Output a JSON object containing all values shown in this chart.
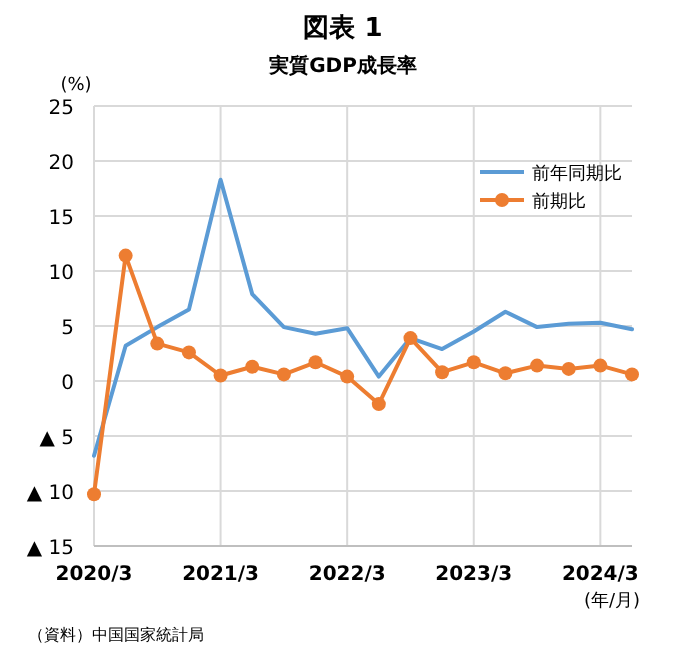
{
  "chart_data": {
    "type": "line",
    "title": "図表 1",
    "subtitle": "実質GDP成長率",
    "ylabel": "(%)",
    "xlabel": "(年/月)",
    "annotations": [
      "（資料）中国国家統計局"
    ],
    "categories": [
      "2020/3",
      null,
      null,
      null,
      "2021/3",
      null,
      null,
      null,
      "2022/3",
      null,
      null,
      null,
      "2023/3",
      null,
      null,
      null,
      "2024/3",
      null
    ],
    "series": [
      {
        "name": "前年同期比",
        "color": "#5b9bd5",
        "marker": "none",
        "values": [
          -6.8,
          3.2,
          4.9,
          6.5,
          18.3,
          7.9,
          4.9,
          4.3,
          4.8,
          0.4,
          3.9,
          2.9,
          4.5,
          6.3,
          4.9,
          5.2,
          5.3,
          4.7
        ]
      },
      {
        "name": "前期比",
        "color": "#ed7d31",
        "marker": "circle",
        "values": [
          -10.3,
          11.4,
          3.4,
          2.6,
          0.5,
          1.3,
          0.6,
          1.7,
          0.4,
          -2.1,
          3.9,
          0.8,
          1.7,
          0.7,
          1.4,
          1.1,
          1.4,
          0.6
        ]
      }
    ],
    "ylim": [
      -15,
      25
    ],
    "yticks": [
      {
        "value": -15,
        "label": "▲ 15"
      },
      {
        "value": -10,
        "label": "▲ 10"
      },
      {
        "value": -5,
        "label": "▲ 5"
      },
      0,
      5,
      10,
      15,
      20,
      25
    ],
    "grid": true,
    "legend": "top right"
  }
}
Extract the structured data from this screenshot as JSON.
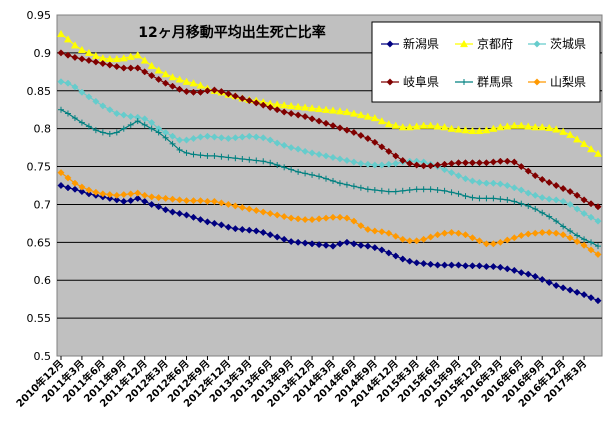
{
  "chart_data": {
    "type": "line",
    "title": "12ヶ月移動平均出生死亡比率",
    "xlabel": "",
    "ylabel": "",
    "ylim": [
      0.5,
      0.95
    ],
    "yticks": [
      "0.5",
      "0.55",
      "0.6",
      "0.65",
      "0.7",
      "0.75",
      "0.8",
      "0.85",
      "0.9",
      "0.95"
    ],
    "grid": true,
    "legend_position": "top-right",
    "x_tick_labels": [
      "2010年12月",
      "2011年3月",
      "2011年6月",
      "2011年9月",
      "2011年12月",
      "2012年3月",
      "2012年6月",
      "2012年9月",
      "2012年12月",
      "2013年3月",
      "2013年6月",
      "2013年9月",
      "2013年12月",
      "2014年3月",
      "2014年6月",
      "2014年9月",
      "2014年12月",
      "2015年3月",
      "2015年6月",
      "2015年9月",
      "2015年12月",
      "2016年3月",
      "2016年6月",
      "2016年9月",
      "2016年12月",
      "2017年3月"
    ],
    "x": [
      "2010-12",
      "2011-01",
      "2011-02",
      "2011-03",
      "2011-04",
      "2011-05",
      "2011-06",
      "2011-07",
      "2011-08",
      "2011-09",
      "2011-10",
      "2011-11",
      "2011-12",
      "2012-01",
      "2012-02",
      "2012-03",
      "2012-04",
      "2012-05",
      "2012-06",
      "2012-07",
      "2012-08",
      "2012-09",
      "2012-10",
      "2012-11",
      "2012-12",
      "2013-01",
      "2013-02",
      "2013-03",
      "2013-04",
      "2013-05",
      "2013-06",
      "2013-07",
      "2013-08",
      "2013-09",
      "2013-10",
      "2013-11",
      "2013-12",
      "2014-01",
      "2014-02",
      "2014-03",
      "2014-04",
      "2014-05",
      "2014-06",
      "2014-07",
      "2014-08",
      "2014-09",
      "2014-10",
      "2014-11",
      "2014-12",
      "2015-01",
      "2015-02",
      "2015-03",
      "2015-04",
      "2015-05",
      "2015-06",
      "2015-07",
      "2015-08",
      "2015-09",
      "2015-10",
      "2015-11",
      "2015-12",
      "2016-01",
      "2016-02",
      "2016-03",
      "2016-04",
      "2016-05",
      "2016-06",
      "2016-07",
      "2016-08",
      "2016-09",
      "2016-10",
      "2016-11",
      "2016-12",
      "2017-01",
      "2017-02",
      "2017-03",
      "2017-04",
      "2017-05"
    ],
    "series": [
      {
        "name": "新潟県",
        "color": "#000080",
        "marker": "diamond",
        "values": [
          0.725,
          0.722,
          0.72,
          0.717,
          0.714,
          0.712,
          0.71,
          0.708,
          0.706,
          0.704,
          0.705,
          0.708,
          0.704,
          0.7,
          0.697,
          0.693,
          0.69,
          0.688,
          0.686,
          0.683,
          0.68,
          0.677,
          0.675,
          0.673,
          0.67,
          0.668,
          0.667,
          0.666,
          0.665,
          0.663,
          0.66,
          0.657,
          0.654,
          0.651,
          0.65,
          0.649,
          0.648,
          0.647,
          0.646,
          0.645,
          0.648,
          0.65,
          0.648,
          0.646,
          0.645,
          0.643,
          0.64,
          0.636,
          0.632,
          0.628,
          0.625,
          0.623,
          0.622,
          0.621,
          0.62,
          0.62,
          0.62,
          0.62,
          0.619,
          0.619,
          0.619,
          0.618,
          0.618,
          0.617,
          0.615,
          0.613,
          0.61,
          0.608,
          0.605,
          0.601,
          0.597,
          0.593,
          0.59,
          0.587,
          0.584,
          0.581,
          0.577,
          0.573
        ]
      },
      {
        "name": "京都府",
        "color": "#ffff00",
        "marker": "triangle",
        "values": [
          0.925,
          0.918,
          0.91,
          0.904,
          0.9,
          0.896,
          0.893,
          0.892,
          0.892,
          0.893,
          0.895,
          0.897,
          0.89,
          0.883,
          0.877,
          0.872,
          0.868,
          0.865,
          0.862,
          0.86,
          0.857,
          0.853,
          0.85,
          0.848,
          0.845,
          0.843,
          0.84,
          0.838,
          0.837,
          0.835,
          0.833,
          0.832,
          0.831,
          0.83,
          0.829,
          0.828,
          0.827,
          0.826,
          0.825,
          0.824,
          0.823,
          0.822,
          0.82,
          0.818,
          0.816,
          0.814,
          0.81,
          0.806,
          0.804,
          0.802,
          0.802,
          0.803,
          0.804,
          0.804,
          0.803,
          0.802,
          0.8,
          0.799,
          0.798,
          0.797,
          0.797,
          0.798,
          0.8,
          0.802,
          0.803,
          0.804,
          0.804,
          0.803,
          0.802,
          0.802,
          0.801,
          0.799,
          0.796,
          0.792,
          0.786,
          0.78,
          0.773,
          0.767
        ]
      },
      {
        "name": "茨城県",
        "color": "#66cccc",
        "marker": "diamond",
        "values": [
          0.862,
          0.86,
          0.855,
          0.848,
          0.842,
          0.836,
          0.83,
          0.825,
          0.82,
          0.818,
          0.816,
          0.815,
          0.813,
          0.808,
          0.8,
          0.795,
          0.79,
          0.785,
          0.785,
          0.787,
          0.789,
          0.79,
          0.789,
          0.788,
          0.787,
          0.788,
          0.789,
          0.79,
          0.789,
          0.788,
          0.785,
          0.781,
          0.778,
          0.775,
          0.773,
          0.77,
          0.768,
          0.766,
          0.764,
          0.762,
          0.76,
          0.758,
          0.756,
          0.754,
          0.753,
          0.752,
          0.752,
          0.753,
          0.754,
          0.756,
          0.757,
          0.757,
          0.756,
          0.753,
          0.75,
          0.746,
          0.742,
          0.738,
          0.734,
          0.731,
          0.729,
          0.728,
          0.728,
          0.727,
          0.725,
          0.722,
          0.719,
          0.715,
          0.712,
          0.709,
          0.707,
          0.706,
          0.704,
          0.7,
          0.694,
          0.688,
          0.683,
          0.678
        ]
      },
      {
        "name": "岐阜県",
        "color": "#800000",
        "marker": "diamond",
        "values": [
          0.9,
          0.897,
          0.894,
          0.892,
          0.89,
          0.888,
          0.886,
          0.884,
          0.882,
          0.88,
          0.88,
          0.88,
          0.875,
          0.87,
          0.865,
          0.86,
          0.856,
          0.852,
          0.849,
          0.848,
          0.848,
          0.85,
          0.851,
          0.849,
          0.846,
          0.843,
          0.84,
          0.837,
          0.834,
          0.831,
          0.828,
          0.825,
          0.822,
          0.82,
          0.818,
          0.816,
          0.813,
          0.81,
          0.807,
          0.804,
          0.801,
          0.798,
          0.795,
          0.791,
          0.787,
          0.782,
          0.776,
          0.77,
          0.764,
          0.758,
          0.754,
          0.752,
          0.751,
          0.751,
          0.752,
          0.753,
          0.754,
          0.755,
          0.755,
          0.755,
          0.755,
          0.755,
          0.756,
          0.757,
          0.757,
          0.756,
          0.75,
          0.744,
          0.738,
          0.733,
          0.729,
          0.725,
          0.721,
          0.717,
          0.712,
          0.706,
          0.701,
          0.697
        ]
      },
      {
        "name": "群馬県",
        "color": "#008080",
        "marker": "plus",
        "values": [
          0.825,
          0.82,
          0.814,
          0.808,
          0.803,
          0.798,
          0.795,
          0.793,
          0.795,
          0.8,
          0.805,
          0.81,
          0.805,
          0.8,
          0.795,
          0.788,
          0.78,
          0.772,
          0.768,
          0.766,
          0.765,
          0.764,
          0.764,
          0.763,
          0.762,
          0.761,
          0.76,
          0.759,
          0.758,
          0.757,
          0.755,
          0.752,
          0.749,
          0.746,
          0.743,
          0.741,
          0.739,
          0.737,
          0.734,
          0.731,
          0.728,
          0.726,
          0.724,
          0.722,
          0.72,
          0.719,
          0.718,
          0.717,
          0.717,
          0.718,
          0.719,
          0.72,
          0.72,
          0.72,
          0.719,
          0.718,
          0.716,
          0.714,
          0.711,
          0.709,
          0.708,
          0.708,
          0.708,
          0.707,
          0.706,
          0.704,
          0.701,
          0.698,
          0.694,
          0.689,
          0.684,
          0.678,
          0.671,
          0.665,
          0.659,
          0.654,
          0.65,
          0.645
        ]
      },
      {
        "name": "山梨県",
        "color": "#ff9900",
        "marker": "diamond",
        "values": [
          0.742,
          0.735,
          0.728,
          0.723,
          0.719,
          0.716,
          0.714,
          0.713,
          0.712,
          0.713,
          0.714,
          0.715,
          0.712,
          0.71,
          0.709,
          0.708,
          0.707,
          0.706,
          0.705,
          0.705,
          0.705,
          0.704,
          0.704,
          0.702,
          0.7,
          0.698,
          0.696,
          0.694,
          0.692,
          0.69,
          0.688,
          0.686,
          0.684,
          0.682,
          0.681,
          0.68,
          0.68,
          0.681,
          0.682,
          0.683,
          0.683,
          0.682,
          0.678,
          0.672,
          0.667,
          0.665,
          0.664,
          0.662,
          0.658,
          0.654,
          0.652,
          0.652,
          0.654,
          0.657,
          0.66,
          0.662,
          0.663,
          0.662,
          0.66,
          0.656,
          0.652,
          0.648,
          0.648,
          0.65,
          0.653,
          0.656,
          0.659,
          0.661,
          0.662,
          0.663,
          0.663,
          0.662,
          0.66,
          0.656,
          0.651,
          0.646,
          0.64,
          0.634
        ]
      }
    ]
  }
}
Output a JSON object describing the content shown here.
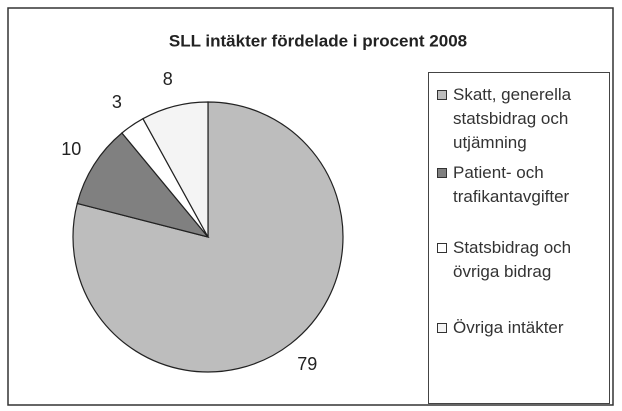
{
  "chart_data": {
    "type": "pie",
    "title": "SLL intäkter fördelade i procent 2008",
    "categories": [
      "Skatt, generella statsbidrag och utjämning",
      "Patient- och trafikantavgifter",
      "Statsbidrag och övriga bidrag",
      "Övriga intäkter"
    ],
    "values": [
      79,
      10,
      3,
      8
    ],
    "colors": [
      "#bdbdbd",
      "#808080",
      "#ffffff",
      "#f4f4f4"
    ],
    "legend": "right"
  }
}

Challenge:
Tally how many lines in the material above hold the word "JSON". Write only that number.

Solution for this problem:
3